>> begin Listing
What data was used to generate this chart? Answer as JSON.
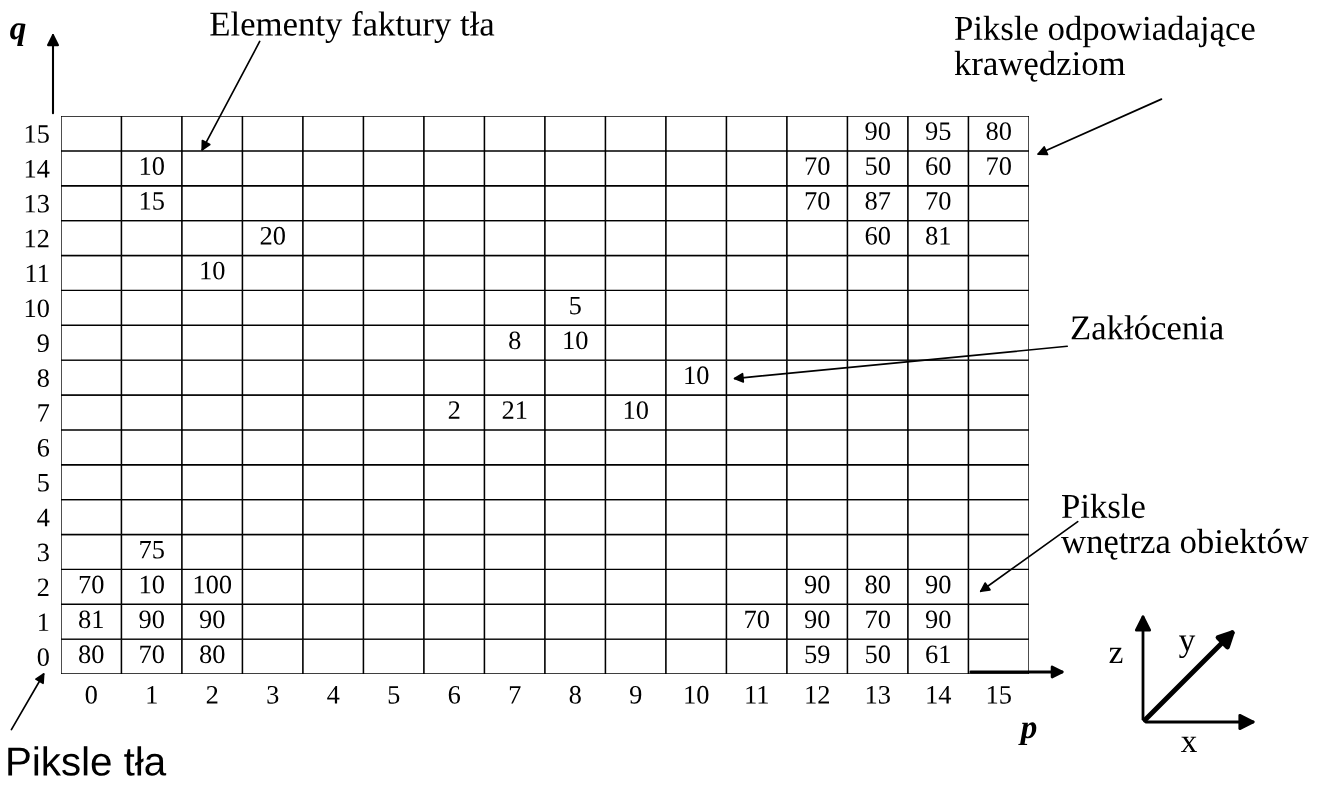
{
  "chart_data": {
    "type": "heatmap",
    "xlabel": "p",
    "ylabel": "q",
    "categories": [
      "0",
      "1",
      "2",
      "3",
      "4",
      "5",
      "6",
      "7",
      "8",
      "9",
      "10",
      "11",
      "12",
      "13",
      "14",
      "15"
    ],
    "y_categories": [
      "15",
      "14",
      "13",
      "12",
      "11",
      "10",
      "9",
      "8",
      "7",
      "6",
      "5",
      "4",
      "3",
      "2",
      "1",
      "0"
    ],
    "cells": [
      [
        null,
        null,
        null,
        null,
        null,
        null,
        null,
        null,
        null,
        null,
        null,
        null,
        null,
        90,
        95,
        80
      ],
      [
        null,
        10,
        null,
        null,
        null,
        null,
        null,
        null,
        null,
        null,
        null,
        null,
        70,
        50,
        60,
        70
      ],
      [
        null,
        15,
        null,
        null,
        null,
        null,
        null,
        null,
        null,
        null,
        null,
        null,
        70,
        87,
        70,
        null
      ],
      [
        null,
        null,
        null,
        20,
        null,
        null,
        null,
        null,
        null,
        null,
        null,
        null,
        null,
        60,
        81,
        null
      ],
      [
        null,
        null,
        10,
        null,
        null,
        null,
        null,
        null,
        null,
        null,
        null,
        null,
        null,
        null,
        null,
        null
      ],
      [
        null,
        null,
        null,
        null,
        null,
        null,
        null,
        null,
        5,
        null,
        null,
        null,
        null,
        null,
        null,
        null
      ],
      [
        null,
        null,
        null,
        null,
        null,
        null,
        null,
        8,
        10,
        null,
        null,
        null,
        null,
        null,
        null,
        null
      ],
      [
        null,
        null,
        null,
        null,
        null,
        null,
        null,
        null,
        null,
        null,
        10,
        null,
        null,
        null,
        null,
        null
      ],
      [
        null,
        null,
        null,
        null,
        null,
        null,
        2,
        21,
        null,
        10,
        null,
        null,
        null,
        null,
        null,
        null
      ],
      [
        null,
        null,
        null,
        null,
        null,
        null,
        null,
        null,
        null,
        null,
        null,
        null,
        null,
        null,
        null,
        null
      ],
      [
        null,
        null,
        null,
        null,
        null,
        null,
        null,
        null,
        null,
        null,
        null,
        null,
        null,
        null,
        null,
        null
      ],
      [
        null,
        null,
        null,
        null,
        null,
        null,
        null,
        null,
        null,
        null,
        null,
        null,
        null,
        null,
        null,
        null
      ],
      [
        null,
        75,
        null,
        null,
        null,
        null,
        null,
        null,
        null,
        null,
        null,
        null,
        null,
        null,
        null,
        null
      ],
      [
        70,
        10,
        100,
        null,
        null,
        null,
        null,
        null,
        null,
        null,
        null,
        null,
        90,
        80,
        90,
        null
      ],
      [
        81,
        90,
        90,
        null,
        null,
        null,
        null,
        null,
        null,
        null,
        null,
        70,
        90,
        70,
        90,
        null
      ],
      [
        80,
        70,
        80,
        null,
        null,
        null,
        null,
        null,
        null,
        null,
        null,
        null,
        59,
        50,
        61,
        null
      ]
    ],
    "data_labels": true,
    "annotations": [
      "Elementy faktury tła",
      "Piksle odpowiadające\nkrawędziom",
      "Zakłócenia",
      "Piksle\nwnętrza obiektów",
      "Piksle tła",
      "z",
      "y",
      "x"
    ]
  }
}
>> end Listing
* _Directive_
Repeat each line of the records above exactly, but do not copy the pictures.

* _Task answer_
What data was used to generate this chart? Answer as JSON.
{
  "chart_data": {
    "type": "heatmap",
    "xlabel": "p",
    "ylabel": "q",
    "categories": [
      "0",
      "1",
      "2",
      "3",
      "4",
      "5",
      "6",
      "7",
      "8",
      "9",
      "10",
      "11",
      "12",
      "13",
      "14",
      "15"
    ],
    "y_categories": [
      "15",
      "14",
      "13",
      "12",
      "11",
      "10",
      "9",
      "8",
      "7",
      "6",
      "5",
      "4",
      "3",
      "2",
      "1",
      "0"
    ],
    "cells": [
      [
        null,
        null,
        null,
        null,
        null,
        null,
        null,
        null,
        null,
        null,
        null,
        null,
        null,
        90,
        95,
        80
      ],
      [
        null,
        10,
        null,
        null,
        null,
        null,
        null,
        null,
        null,
        null,
        null,
        null,
        70,
        50,
        60,
        70
      ],
      [
        null,
        15,
        null,
        null,
        null,
        null,
        null,
        null,
        null,
        null,
        null,
        null,
        70,
        87,
        70,
        null
      ],
      [
        null,
        null,
        null,
        20,
        null,
        null,
        null,
        null,
        null,
        null,
        null,
        null,
        null,
        60,
        81,
        null
      ],
      [
        null,
        null,
        10,
        null,
        null,
        null,
        null,
        null,
        null,
        null,
        null,
        null,
        null,
        null,
        null,
        null
      ],
      [
        null,
        null,
        null,
        null,
        null,
        null,
        null,
        null,
        5,
        null,
        null,
        null,
        null,
        null,
        null,
        null
      ],
      [
        null,
        null,
        null,
        null,
        null,
        null,
        null,
        8,
        10,
        null,
        null,
        null,
        null,
        null,
        null,
        null
      ],
      [
        null,
        null,
        null,
        null,
        null,
        null,
        null,
        null,
        null,
        null,
        10,
        null,
        null,
        null,
        null,
        null
      ],
      [
        null,
        null,
        null,
        null,
        null,
        null,
        2,
        21,
        null,
        10,
        null,
        null,
        null,
        null,
        null,
        null
      ],
      [
        null,
        null,
        null,
        null,
        null,
        null,
        null,
        null,
        null,
        null,
        null,
        null,
        null,
        null,
        null,
        null
      ],
      [
        null,
        null,
        null,
        null,
        null,
        null,
        null,
        null,
        null,
        null,
        null,
        null,
        null,
        null,
        null,
        null
      ],
      [
        null,
        null,
        null,
        null,
        null,
        null,
        null,
        null,
        null,
        null,
        null,
        null,
        null,
        null,
        null,
        null
      ],
      [
        null,
        75,
        null,
        null,
        null,
        null,
        null,
        null,
        null,
        null,
        null,
        null,
        null,
        null,
        null,
        null
      ],
      [
        70,
        10,
        100,
        null,
        null,
        null,
        null,
        null,
        null,
        null,
        null,
        null,
        90,
        80,
        90,
        null
      ],
      [
        81,
        90,
        90,
        null,
        null,
        null,
        null,
        null,
        null,
        null,
        null,
        70,
        90,
        70,
        90,
        null
      ],
      [
        80,
        70,
        80,
        null,
        null,
        null,
        null,
        null,
        null,
        null,
        null,
        null,
        59,
        50,
        61,
        null
      ]
    ],
    "data_labels": true,
    "annotations": [
      "Elementy faktury tła",
      "Piksle odpowiadające\nkrawędziom",
      "Zakłócenia",
      "Piksle\nwnętrza obiektów",
      "Piksle tła",
      "z",
      "y",
      "x"
    ]
  }
}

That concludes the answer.